## [TASK DETAILS]
Reproduce each of the following items line for line, keeping every character unchanged.

--- begin ---

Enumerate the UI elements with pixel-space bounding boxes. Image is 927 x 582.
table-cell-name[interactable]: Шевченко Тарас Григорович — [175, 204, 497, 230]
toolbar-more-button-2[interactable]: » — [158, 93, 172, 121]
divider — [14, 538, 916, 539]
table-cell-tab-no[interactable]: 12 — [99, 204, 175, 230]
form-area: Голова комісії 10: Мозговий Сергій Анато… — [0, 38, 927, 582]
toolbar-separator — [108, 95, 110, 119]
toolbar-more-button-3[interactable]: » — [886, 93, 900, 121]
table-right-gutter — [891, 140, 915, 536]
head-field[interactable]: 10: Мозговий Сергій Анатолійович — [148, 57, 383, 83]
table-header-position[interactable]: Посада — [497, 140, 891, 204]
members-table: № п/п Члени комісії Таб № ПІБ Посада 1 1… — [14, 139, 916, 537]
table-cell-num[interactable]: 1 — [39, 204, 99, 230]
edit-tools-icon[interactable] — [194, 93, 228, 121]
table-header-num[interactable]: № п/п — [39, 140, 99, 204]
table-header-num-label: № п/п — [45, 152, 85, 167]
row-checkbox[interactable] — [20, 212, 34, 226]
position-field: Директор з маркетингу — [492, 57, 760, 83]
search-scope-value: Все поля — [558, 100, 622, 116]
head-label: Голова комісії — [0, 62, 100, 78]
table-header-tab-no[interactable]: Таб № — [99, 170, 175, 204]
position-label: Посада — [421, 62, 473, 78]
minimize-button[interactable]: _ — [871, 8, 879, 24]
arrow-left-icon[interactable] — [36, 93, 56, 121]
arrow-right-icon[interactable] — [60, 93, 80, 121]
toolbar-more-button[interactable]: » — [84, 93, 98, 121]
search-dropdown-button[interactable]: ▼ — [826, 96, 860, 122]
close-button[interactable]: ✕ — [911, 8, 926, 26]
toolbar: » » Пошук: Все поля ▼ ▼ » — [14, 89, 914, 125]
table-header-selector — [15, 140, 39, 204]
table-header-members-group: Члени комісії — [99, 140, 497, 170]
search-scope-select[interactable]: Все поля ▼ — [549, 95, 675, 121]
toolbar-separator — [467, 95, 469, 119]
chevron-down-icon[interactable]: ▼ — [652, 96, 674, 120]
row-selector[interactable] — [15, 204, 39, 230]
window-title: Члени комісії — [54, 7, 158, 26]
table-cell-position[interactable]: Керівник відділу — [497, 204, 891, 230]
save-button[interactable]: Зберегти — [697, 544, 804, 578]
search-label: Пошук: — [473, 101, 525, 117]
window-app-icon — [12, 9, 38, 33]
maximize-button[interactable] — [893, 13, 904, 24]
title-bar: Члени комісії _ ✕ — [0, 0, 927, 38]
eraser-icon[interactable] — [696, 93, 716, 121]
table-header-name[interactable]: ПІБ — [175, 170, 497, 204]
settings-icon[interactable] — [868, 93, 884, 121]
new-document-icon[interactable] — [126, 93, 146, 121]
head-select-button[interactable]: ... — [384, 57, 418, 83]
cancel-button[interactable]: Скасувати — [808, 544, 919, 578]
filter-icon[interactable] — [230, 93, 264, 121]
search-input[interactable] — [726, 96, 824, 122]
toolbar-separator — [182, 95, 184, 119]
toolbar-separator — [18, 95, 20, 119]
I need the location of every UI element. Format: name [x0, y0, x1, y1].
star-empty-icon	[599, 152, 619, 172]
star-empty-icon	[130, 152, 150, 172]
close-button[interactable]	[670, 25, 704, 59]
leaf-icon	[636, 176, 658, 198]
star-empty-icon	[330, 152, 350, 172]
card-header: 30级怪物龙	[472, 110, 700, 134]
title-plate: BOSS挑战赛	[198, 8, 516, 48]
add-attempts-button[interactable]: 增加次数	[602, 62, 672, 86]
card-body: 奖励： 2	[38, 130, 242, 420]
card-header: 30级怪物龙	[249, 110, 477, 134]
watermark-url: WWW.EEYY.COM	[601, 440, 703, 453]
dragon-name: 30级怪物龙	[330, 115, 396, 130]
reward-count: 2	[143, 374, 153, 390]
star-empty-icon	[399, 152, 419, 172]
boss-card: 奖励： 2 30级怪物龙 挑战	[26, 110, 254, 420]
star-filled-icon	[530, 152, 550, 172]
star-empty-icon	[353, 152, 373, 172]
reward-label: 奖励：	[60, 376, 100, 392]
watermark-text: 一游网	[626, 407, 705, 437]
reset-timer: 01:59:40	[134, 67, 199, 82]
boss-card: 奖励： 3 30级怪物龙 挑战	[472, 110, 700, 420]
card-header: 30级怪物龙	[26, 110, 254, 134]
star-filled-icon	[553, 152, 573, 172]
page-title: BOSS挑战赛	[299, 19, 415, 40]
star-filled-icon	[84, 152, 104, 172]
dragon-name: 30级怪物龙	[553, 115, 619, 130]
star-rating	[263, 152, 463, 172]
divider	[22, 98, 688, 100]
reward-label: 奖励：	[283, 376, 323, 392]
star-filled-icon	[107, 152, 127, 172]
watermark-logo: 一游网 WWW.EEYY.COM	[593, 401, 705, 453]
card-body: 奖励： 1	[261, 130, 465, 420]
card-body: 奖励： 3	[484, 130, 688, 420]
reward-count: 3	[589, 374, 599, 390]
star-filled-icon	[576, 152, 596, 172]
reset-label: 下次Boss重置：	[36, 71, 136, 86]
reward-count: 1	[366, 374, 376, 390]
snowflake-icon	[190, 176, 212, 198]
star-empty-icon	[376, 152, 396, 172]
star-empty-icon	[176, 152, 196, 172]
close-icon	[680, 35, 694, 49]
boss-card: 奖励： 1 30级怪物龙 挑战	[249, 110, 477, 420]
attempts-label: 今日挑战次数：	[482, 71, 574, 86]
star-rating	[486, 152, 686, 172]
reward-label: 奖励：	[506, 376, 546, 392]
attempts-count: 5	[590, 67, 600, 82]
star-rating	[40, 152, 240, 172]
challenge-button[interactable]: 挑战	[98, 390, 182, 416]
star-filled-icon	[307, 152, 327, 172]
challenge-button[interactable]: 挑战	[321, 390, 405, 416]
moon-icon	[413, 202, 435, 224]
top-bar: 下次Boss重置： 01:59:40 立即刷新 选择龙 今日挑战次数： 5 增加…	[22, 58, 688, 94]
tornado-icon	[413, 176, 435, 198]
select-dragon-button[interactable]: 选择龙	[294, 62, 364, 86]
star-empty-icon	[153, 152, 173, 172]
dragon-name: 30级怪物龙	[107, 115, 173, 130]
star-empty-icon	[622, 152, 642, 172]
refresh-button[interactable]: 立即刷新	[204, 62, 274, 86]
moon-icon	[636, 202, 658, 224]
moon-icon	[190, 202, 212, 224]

--- end ---

## [SOLUTION FOR THIS TASK]
Enumerate the UI elements with pixel-space bounding boxes. Image is 927 x 582.
table-cell-name[interactable]: Шевченко Тарас Григорович — [175, 204, 497, 230]
toolbar-more-button-2[interactable]: » — [158, 93, 172, 121]
divider — [14, 538, 916, 539]
table-cell-tab-no[interactable]: 12 — [99, 204, 175, 230]
form-area: Голова комісії 10: Мозговий Сергій Анато… — [0, 38, 927, 582]
toolbar-separator — [108, 95, 110, 119]
toolbar-more-button-3[interactable]: » — [886, 93, 900, 121]
table-right-gutter — [891, 140, 915, 536]
head-field[interactable]: 10: Мозговий Сергій Анатолійович — [148, 57, 383, 83]
table-header-position[interactable]: Посада — [497, 140, 891, 204]
members-table: № п/п Члени комісії Таб № ПІБ Посада 1 1… — [14, 139, 916, 537]
table-cell-num[interactable]: 1 — [39, 204, 99, 230]
edit-tools-icon[interactable] — [194, 93, 228, 121]
table-header-num[interactable]: № п/п — [39, 140, 99, 204]
table-header-num-label: № п/п — [45, 152, 85, 167]
row-checkbox[interactable] — [20, 212, 34, 226]
position-field: Директор з маркетингу — [492, 57, 760, 83]
search-scope-value: Все поля — [558, 100, 622, 116]
head-label: Голова комісії — [0, 62, 100, 78]
table-header-tab-no[interactable]: Таб № — [99, 170, 175, 204]
position-label: Посада — [421, 62, 473, 78]
minimize-button[interactable]: _ — [871, 8, 879, 24]
arrow-left-icon[interactable] — [36, 93, 56, 121]
arrow-right-icon[interactable] — [60, 93, 80, 121]
toolbar-more-button[interactable]: » — [84, 93, 98, 121]
search-dropdown-button[interactable]: ▼ — [826, 96, 860, 122]
close-button[interactable]: ✕ — [911, 8, 926, 26]
toolbar: » » Пошук: Все поля ▼ ▼ » — [14, 89, 914, 125]
table-header-selector — [15, 140, 39, 204]
table-header-members-group: Члени комісії — [99, 140, 497, 170]
search-scope-select[interactable]: Все поля ▼ — [549, 95, 675, 121]
toolbar-separator — [467, 95, 469, 119]
chevron-down-icon[interactable]: ▼ — [652, 96, 674, 120]
row-selector[interactable] — [15, 204, 39, 230]
window-title: Члени комісії — [54, 7, 158, 26]
table-cell-position[interactable]: Керівник відділу — [497, 204, 891, 230]
save-button[interactable]: Зберегти — [697, 544, 804, 578]
search-label: Пошук: — [473, 101, 525, 117]
window-app-icon — [12, 9, 38, 33]
maximize-button[interactable] — [893, 13, 904, 24]
title-bar: Члени комісії _ ✕ — [0, 0, 927, 38]
eraser-icon[interactable] — [696, 93, 716, 121]
table-header-name[interactable]: ПІБ — [175, 170, 497, 204]
settings-icon[interactable] — [868, 93, 884, 121]
new-document-icon[interactable] — [126, 93, 146, 121]
head-select-button[interactable]: ... — [384, 57, 418, 83]
cancel-button[interactable]: Скасувати — [808, 544, 919, 578]
filter-icon[interactable] — [230, 93, 264, 121]
search-input[interactable] — [726, 96, 824, 122]
toolbar-separator — [182, 95, 184, 119]
toolbar-separator — [18, 95, 20, 119]
I need the location of every UI element. Format: name [x0, y0, x1, y1].
star-empty-icon	[599, 152, 619, 172]
star-empty-icon	[130, 152, 150, 172]
close-button[interactable]	[670, 25, 704, 59]
leaf-icon	[636, 176, 658, 198]
star-empty-icon	[330, 152, 350, 172]
card-header: 30级怪物龙	[472, 110, 700, 134]
title-plate: BOSS挑战赛	[198, 8, 516, 48]
add-attempts-button[interactable]: 增加次数	[602, 62, 672, 86]
card-body: 奖励： 2	[38, 130, 242, 420]
card-header: 30级怪物龙	[249, 110, 477, 134]
watermark-url: WWW.EEYY.COM	[601, 440, 703, 453]
dragon-name: 30级怪物龙	[330, 115, 396, 130]
reward-count: 2	[143, 374, 153, 390]
star-empty-icon	[399, 152, 419, 172]
boss-card: 奖励： 2 30级怪物龙 挑战	[26, 110, 254, 420]
star-filled-icon	[530, 152, 550, 172]
star-empty-icon	[353, 152, 373, 172]
reward-label: 奖励：	[60, 376, 100, 392]
watermark-text: 一游网	[626, 407, 705, 437]
reset-timer: 01:59:40	[134, 67, 199, 82]
boss-card: 奖励： 3 30级怪物龙 挑战	[472, 110, 700, 420]
card-header: 30级怪物龙	[26, 110, 254, 134]
star-filled-icon	[553, 152, 573, 172]
page-title: BOSS挑战赛	[299, 19, 415, 40]
star-filled-icon	[84, 152, 104, 172]
dragon-name: 30级怪物龙	[553, 115, 619, 130]
star-rating	[263, 152, 463, 172]
divider	[22, 98, 688, 100]
reward-label: 奖励：	[283, 376, 323, 392]
star-filled-icon	[107, 152, 127, 172]
watermark-logo: 一游网 WWW.EEYY.COM	[593, 401, 705, 453]
card-body: 奖励： 1	[261, 130, 465, 420]
card-body: 奖励： 3	[484, 130, 688, 420]
reward-count: 3	[589, 374, 599, 390]
star-filled-icon	[576, 152, 596, 172]
reset-label: 下次Boss重置：	[36, 71, 136, 86]
reward-count: 1	[366, 374, 376, 390]
snowflake-icon	[190, 176, 212, 198]
star-empty-icon	[376, 152, 396, 172]
star-empty-icon	[176, 152, 196, 172]
close-icon	[680, 35, 694, 49]
boss-card: 奖励： 1 30级怪物龙 挑战	[249, 110, 477, 420]
attempts-label: 今日挑战次数：	[482, 71, 574, 86]
star-rating	[486, 152, 686, 172]
reward-label: 奖励：	[506, 376, 546, 392]
attempts-count: 5	[590, 67, 600, 82]
star-rating	[40, 152, 240, 172]
challenge-button[interactable]: 挑战	[98, 390, 182, 416]
star-filled-icon	[307, 152, 327, 172]
challenge-button[interactable]: 挑战	[321, 390, 405, 416]
moon-icon	[413, 202, 435, 224]
top-bar: 下次Boss重置： 01:59:40 立即刷新 选择龙 今日挑战次数： 5 增加…	[22, 58, 688, 94]
tornado-icon	[413, 176, 435, 198]
select-dragon-button[interactable]: 选择龙	[294, 62, 364, 86]
star-empty-icon	[153, 152, 173, 172]
dragon-name: 30级怪物龙	[107, 115, 173, 130]
star-empty-icon	[622, 152, 642, 172]
refresh-button[interactable]: 立即刷新	[204, 62, 274, 86]
moon-icon	[636, 202, 658, 224]
moon-icon	[190, 202, 212, 224]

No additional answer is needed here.